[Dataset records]

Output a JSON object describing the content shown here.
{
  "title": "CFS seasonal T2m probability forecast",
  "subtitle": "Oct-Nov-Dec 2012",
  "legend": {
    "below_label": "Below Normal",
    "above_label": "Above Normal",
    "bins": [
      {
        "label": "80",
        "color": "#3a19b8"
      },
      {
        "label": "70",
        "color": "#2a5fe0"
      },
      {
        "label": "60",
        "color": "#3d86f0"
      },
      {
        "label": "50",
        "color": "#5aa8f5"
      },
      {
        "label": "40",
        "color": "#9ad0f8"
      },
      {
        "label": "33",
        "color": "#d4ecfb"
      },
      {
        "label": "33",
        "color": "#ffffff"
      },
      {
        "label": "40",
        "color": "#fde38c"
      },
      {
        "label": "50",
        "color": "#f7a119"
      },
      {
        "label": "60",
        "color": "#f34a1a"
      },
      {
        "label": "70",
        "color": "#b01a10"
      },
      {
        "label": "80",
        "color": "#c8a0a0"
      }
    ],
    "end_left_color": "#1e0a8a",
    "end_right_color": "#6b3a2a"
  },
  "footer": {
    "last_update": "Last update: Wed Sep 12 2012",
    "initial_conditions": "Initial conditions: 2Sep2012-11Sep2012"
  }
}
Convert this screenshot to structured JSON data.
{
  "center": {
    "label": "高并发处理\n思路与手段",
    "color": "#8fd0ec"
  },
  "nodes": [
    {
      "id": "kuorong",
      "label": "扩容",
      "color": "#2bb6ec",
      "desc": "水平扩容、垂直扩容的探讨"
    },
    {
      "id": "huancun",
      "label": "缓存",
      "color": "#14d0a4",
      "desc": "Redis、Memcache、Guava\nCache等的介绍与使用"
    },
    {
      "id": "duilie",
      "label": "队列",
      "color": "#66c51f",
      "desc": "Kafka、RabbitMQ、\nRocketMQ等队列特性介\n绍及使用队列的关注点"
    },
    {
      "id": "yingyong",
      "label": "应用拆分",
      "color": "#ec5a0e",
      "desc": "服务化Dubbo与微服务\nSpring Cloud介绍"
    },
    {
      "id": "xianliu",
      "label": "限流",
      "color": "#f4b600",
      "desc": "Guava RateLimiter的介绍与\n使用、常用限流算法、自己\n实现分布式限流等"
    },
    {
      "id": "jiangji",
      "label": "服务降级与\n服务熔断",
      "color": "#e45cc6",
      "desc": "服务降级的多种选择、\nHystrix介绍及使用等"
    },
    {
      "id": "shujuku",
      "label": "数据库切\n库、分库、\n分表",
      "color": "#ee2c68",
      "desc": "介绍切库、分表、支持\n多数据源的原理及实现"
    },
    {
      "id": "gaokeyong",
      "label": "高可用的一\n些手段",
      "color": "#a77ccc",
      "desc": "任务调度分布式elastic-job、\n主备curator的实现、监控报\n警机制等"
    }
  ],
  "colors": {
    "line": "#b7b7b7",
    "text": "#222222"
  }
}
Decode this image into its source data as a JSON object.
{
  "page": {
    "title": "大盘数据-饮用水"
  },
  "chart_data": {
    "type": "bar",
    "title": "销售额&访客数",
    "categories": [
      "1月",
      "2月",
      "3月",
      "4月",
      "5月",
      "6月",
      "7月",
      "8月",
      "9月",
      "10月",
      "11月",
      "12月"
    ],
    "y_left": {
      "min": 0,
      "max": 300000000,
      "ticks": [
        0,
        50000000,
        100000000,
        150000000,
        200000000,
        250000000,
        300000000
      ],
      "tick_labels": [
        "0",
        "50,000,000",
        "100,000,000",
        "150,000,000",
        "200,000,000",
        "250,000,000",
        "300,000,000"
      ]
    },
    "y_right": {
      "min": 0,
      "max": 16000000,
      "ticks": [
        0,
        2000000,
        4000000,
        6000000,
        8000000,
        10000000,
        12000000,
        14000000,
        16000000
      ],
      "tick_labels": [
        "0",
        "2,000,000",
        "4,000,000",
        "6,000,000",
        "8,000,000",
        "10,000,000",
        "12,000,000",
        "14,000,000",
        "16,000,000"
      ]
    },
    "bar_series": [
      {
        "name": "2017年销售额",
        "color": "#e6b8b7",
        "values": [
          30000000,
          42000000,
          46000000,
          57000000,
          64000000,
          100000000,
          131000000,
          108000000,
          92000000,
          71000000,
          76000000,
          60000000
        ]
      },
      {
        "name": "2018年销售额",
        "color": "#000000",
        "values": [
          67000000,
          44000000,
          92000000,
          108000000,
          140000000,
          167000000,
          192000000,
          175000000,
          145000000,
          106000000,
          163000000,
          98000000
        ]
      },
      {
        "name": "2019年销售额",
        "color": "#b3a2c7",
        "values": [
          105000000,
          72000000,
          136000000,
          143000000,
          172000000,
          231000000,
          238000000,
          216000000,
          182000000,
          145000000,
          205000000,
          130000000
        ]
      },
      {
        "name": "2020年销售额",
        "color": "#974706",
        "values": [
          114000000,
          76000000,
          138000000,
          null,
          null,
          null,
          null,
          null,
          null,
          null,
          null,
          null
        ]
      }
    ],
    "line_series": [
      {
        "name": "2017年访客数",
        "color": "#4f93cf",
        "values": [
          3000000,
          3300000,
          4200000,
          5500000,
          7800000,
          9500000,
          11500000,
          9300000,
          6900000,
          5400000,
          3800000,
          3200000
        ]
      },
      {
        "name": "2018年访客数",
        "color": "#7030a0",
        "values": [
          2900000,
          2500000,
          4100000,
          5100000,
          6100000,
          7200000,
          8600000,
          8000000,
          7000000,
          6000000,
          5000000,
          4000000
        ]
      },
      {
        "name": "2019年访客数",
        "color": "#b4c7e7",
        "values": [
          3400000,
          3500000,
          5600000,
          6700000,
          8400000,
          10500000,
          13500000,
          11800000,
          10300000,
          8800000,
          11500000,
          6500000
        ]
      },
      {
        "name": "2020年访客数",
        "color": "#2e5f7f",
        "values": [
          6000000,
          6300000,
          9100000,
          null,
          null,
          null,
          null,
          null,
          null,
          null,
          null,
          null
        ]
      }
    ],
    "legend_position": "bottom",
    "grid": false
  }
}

_What you will do_. Write out the listing once more, matching it exactly.

_Complete response_.
Output a JSON object describing the content shown here.
{
  "title": "CFS seasonal T2m probability forecast",
  "subtitle": "Oct-Nov-Dec 2012",
  "legend": {
    "below_label": "Below Normal",
    "above_label": "Above Normal",
    "bins": [
      {
        "label": "80",
        "color": "#3a19b8"
      },
      {
        "label": "70",
        "color": "#2a5fe0"
      },
      {
        "label": "60",
        "color": "#3d86f0"
      },
      {
        "label": "50",
        "color": "#5aa8f5"
      },
      {
        "label": "40",
        "color": "#9ad0f8"
      },
      {
        "label": "33",
        "color": "#d4ecfb"
      },
      {
        "label": "33",
        "color": "#ffffff"
      },
      {
        "label": "40",
        "color": "#fde38c"
      },
      {
        "label": "50",
        "color": "#f7a119"
      },
      {
        "label": "60",
        "color": "#f34a1a"
      },
      {
        "label": "70",
        "color": "#b01a10"
      },
      {
        "label": "80",
        "color": "#c8a0a0"
      }
    ],
    "end_left_color": "#1e0a8a",
    "end_right_color": "#6b3a2a"
  },
  "footer": {
    "last_update": "Last update: Wed Sep 12 2012",
    "initial_conditions": "Initial conditions: 2Sep2012-11Sep2012"
  }
}
Convert this screenshot to structured JSON data.
{
  "center": {
    "label": "高并发处理\n思路与手段",
    "color": "#8fd0ec"
  },
  "nodes": [
    {
      "id": "kuorong",
      "label": "扩容",
      "color": "#2bb6ec",
      "desc": "水平扩容、垂直扩容的探讨"
    },
    {
      "id": "huancun",
      "label": "缓存",
      "color": "#14d0a4",
      "desc": "Redis、Memcache、Guava\nCache等的介绍与使用"
    },
    {
      "id": "duilie",
      "label": "队列",
      "color": "#66c51f",
      "desc": "Kafka、RabbitMQ、\nRocketMQ等队列特性介\n绍及使用队列的关注点"
    },
    {
      "id": "yingyong",
      "label": "应用拆分",
      "color": "#ec5a0e",
      "desc": "服务化Dubbo与微服务\nSpring Cloud介绍"
    },
    {
      "id": "xianliu",
      "label": "限流",
      "color": "#f4b600",
      "desc": "Guava RateLimiter的介绍与\n使用、常用限流算法、自己\n实现分布式限流等"
    },
    {
      "id": "jiangji",
      "label": "服务降级与\n服务熔断",
      "color": "#e45cc6",
      "desc": "服务降级的多种选择、\nHystrix介绍及使用等"
    },
    {
      "id": "shujuku",
      "label": "数据库切\n库、分库、\n分表",
      "color": "#ee2c68",
      "desc": "介绍切库、分表、支持\n多数据源的原理及实现"
    },
    {
      "id": "gaokeyong",
      "label": "高可用的一\n些手段",
      "color": "#a77ccc",
      "desc": "任务调度分布式elastic-job、\n主备curator的实现、监控报\n警机制等"
    }
  ],
  "colors": {
    "line": "#b7b7b7",
    "text": "#222222"
  }
}
Decode this image into its source data as a JSON object.
{
  "page": {
    "title": "大盘数据-饮用水"
  },
  "chart_data": {
    "type": "bar",
    "title": "销售额&访客数",
    "categories": [
      "1月",
      "2月",
      "3月",
      "4月",
      "5月",
      "6月",
      "7月",
      "8月",
      "9月",
      "10月",
      "11月",
      "12月"
    ],
    "y_left": {
      "min": 0,
      "max": 300000000,
      "ticks": [
        0,
        50000000,
        100000000,
        150000000,
        200000000,
        250000000,
        300000000
      ],
      "tick_labels": [
        "0",
        "50,000,000",
        "100,000,000",
        "150,000,000",
        "200,000,000",
        "250,000,000",
        "300,000,000"
      ]
    },
    "y_right": {
      "min": 0,
      "max": 16000000,
      "ticks": [
        0,
        2000000,
        4000000,
        6000000,
        8000000,
        10000000,
        12000000,
        14000000,
        16000000
      ],
      "tick_labels": [
        "0",
        "2,000,000",
        "4,000,000",
        "6,000,000",
        "8,000,000",
        "10,000,000",
        "12,000,000",
        "14,000,000",
        "16,000,000"
      ]
    },
    "bar_series": [
      {
        "name": "2017年销售额",
        "color": "#e6b8b7",
        "values": [
          30000000,
          42000000,
          46000000,
          57000000,
          64000000,
          100000000,
          131000000,
          108000000,
          92000000,
          71000000,
          76000000,
          60000000
        ]
      },
      {
        "name": "2018年销售额",
        "color": "#000000",
        "values": [
          67000000,
          44000000,
          92000000,
          108000000,
          140000000,
          167000000,
          192000000,
          175000000,
          145000000,
          106000000,
          163000000,
          98000000
        ]
      },
      {
        "name": "2019年销售额",
        "color": "#b3a2c7",
        "values": [
          105000000,
          72000000,
          136000000,
          143000000,
          172000000,
          231000000,
          238000000,
          216000000,
          182000000,
          145000000,
          205000000,
          130000000
        ]
      },
      {
        "name": "2020年销售额",
        "color": "#974706",
        "values": [
          114000000,
          76000000,
          138000000,
          null,
          null,
          null,
          null,
          null,
          null,
          null,
          null,
          null
        ]
      }
    ],
    "line_series": [
      {
        "name": "2017年访客数",
        "color": "#4f93cf",
        "values": [
          3000000,
          3300000,
          4200000,
          5500000,
          7800000,
          9500000,
          11500000,
          9300000,
          6900000,
          5400000,
          3800000,
          3200000
        ]
      },
      {
        "name": "2018年访客数",
        "color": "#7030a0",
        "values": [
          2900000,
          2500000,
          4100000,
          5100000,
          6100000,
          7200000,
          8600000,
          8000000,
          7000000,
          6000000,
          5000000,
          4000000
        ]
      },
      {
        "name": "2019年访客数",
        "color": "#b4c7e7",
        "values": [
          3400000,
          3500000,
          5600000,
          6700000,
          8400000,
          10500000,
          13500000,
          11800000,
          10300000,
          8800000,
          11500000,
          6500000
        ]
      },
      {
        "name": "2020年访客数",
        "color": "#2e5f7f",
        "values": [
          6000000,
          6300000,
          9100000,
          null,
          null,
          null,
          null,
          null,
          null,
          null,
          null,
          null
        ]
      }
    ],
    "legend_position": "bottom",
    "grid": false
  }
}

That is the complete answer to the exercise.